| Directions for this task |
Copy each line that contains the word "description".
::::::::::
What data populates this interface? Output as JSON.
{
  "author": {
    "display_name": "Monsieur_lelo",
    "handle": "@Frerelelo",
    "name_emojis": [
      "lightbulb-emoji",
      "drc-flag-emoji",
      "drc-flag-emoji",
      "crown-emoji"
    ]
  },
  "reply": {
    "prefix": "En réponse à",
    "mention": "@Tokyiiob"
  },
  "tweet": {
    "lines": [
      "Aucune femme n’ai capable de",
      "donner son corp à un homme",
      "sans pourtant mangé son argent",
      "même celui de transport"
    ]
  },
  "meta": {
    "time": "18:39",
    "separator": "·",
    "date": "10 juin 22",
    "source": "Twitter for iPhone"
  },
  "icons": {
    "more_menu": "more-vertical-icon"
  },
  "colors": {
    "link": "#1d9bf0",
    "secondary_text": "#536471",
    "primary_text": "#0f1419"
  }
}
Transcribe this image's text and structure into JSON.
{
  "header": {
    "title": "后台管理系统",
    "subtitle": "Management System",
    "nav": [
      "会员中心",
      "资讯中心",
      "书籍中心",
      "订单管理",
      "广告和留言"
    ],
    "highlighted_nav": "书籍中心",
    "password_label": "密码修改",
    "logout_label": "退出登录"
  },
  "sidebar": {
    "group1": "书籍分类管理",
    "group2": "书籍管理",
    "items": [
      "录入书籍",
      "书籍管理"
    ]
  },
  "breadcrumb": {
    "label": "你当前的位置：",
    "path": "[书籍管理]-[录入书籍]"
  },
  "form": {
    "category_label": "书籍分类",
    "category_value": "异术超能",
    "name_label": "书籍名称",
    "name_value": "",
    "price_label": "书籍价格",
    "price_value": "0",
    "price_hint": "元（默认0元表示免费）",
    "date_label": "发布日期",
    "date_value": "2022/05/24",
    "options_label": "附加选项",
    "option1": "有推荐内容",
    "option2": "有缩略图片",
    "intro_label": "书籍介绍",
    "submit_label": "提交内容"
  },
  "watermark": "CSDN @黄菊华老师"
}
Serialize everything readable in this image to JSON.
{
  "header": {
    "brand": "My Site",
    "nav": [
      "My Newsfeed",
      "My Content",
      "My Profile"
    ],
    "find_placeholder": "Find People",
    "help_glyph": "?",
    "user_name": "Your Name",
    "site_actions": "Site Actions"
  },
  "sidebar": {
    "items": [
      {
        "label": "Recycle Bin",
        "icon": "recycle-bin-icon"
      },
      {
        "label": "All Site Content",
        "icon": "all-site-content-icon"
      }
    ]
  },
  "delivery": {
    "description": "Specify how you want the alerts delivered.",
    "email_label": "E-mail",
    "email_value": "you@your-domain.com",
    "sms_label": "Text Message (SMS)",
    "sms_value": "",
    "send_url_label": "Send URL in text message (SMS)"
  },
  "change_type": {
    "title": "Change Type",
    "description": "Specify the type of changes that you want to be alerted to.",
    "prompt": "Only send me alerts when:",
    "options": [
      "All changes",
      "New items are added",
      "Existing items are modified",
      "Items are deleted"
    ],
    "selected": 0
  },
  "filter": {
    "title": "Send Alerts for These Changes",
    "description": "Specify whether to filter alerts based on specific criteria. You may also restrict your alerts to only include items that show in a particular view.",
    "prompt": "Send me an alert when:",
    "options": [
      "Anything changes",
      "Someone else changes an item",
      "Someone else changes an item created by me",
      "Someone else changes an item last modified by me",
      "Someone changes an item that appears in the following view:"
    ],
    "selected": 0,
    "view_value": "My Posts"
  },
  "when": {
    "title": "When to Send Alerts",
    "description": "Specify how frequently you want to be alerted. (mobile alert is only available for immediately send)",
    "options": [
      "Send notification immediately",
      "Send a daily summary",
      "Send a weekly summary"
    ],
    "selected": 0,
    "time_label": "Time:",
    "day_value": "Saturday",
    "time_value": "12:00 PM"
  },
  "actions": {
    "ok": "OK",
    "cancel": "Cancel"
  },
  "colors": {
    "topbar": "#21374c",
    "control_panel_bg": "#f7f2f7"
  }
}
::::::::::
| Solution below |
    "description": "Specify how you want the alerts delivered.",
    "description": "Specify the type of changes that you want to be alerted to.",
    "description": "Specify whether to filter alerts based on specific criteria. You may also restrict your alerts to only include items that show in a particular view.",
    "description": "Specify how frequently you want to be alerted. (mobile alert is only available for immediately send)",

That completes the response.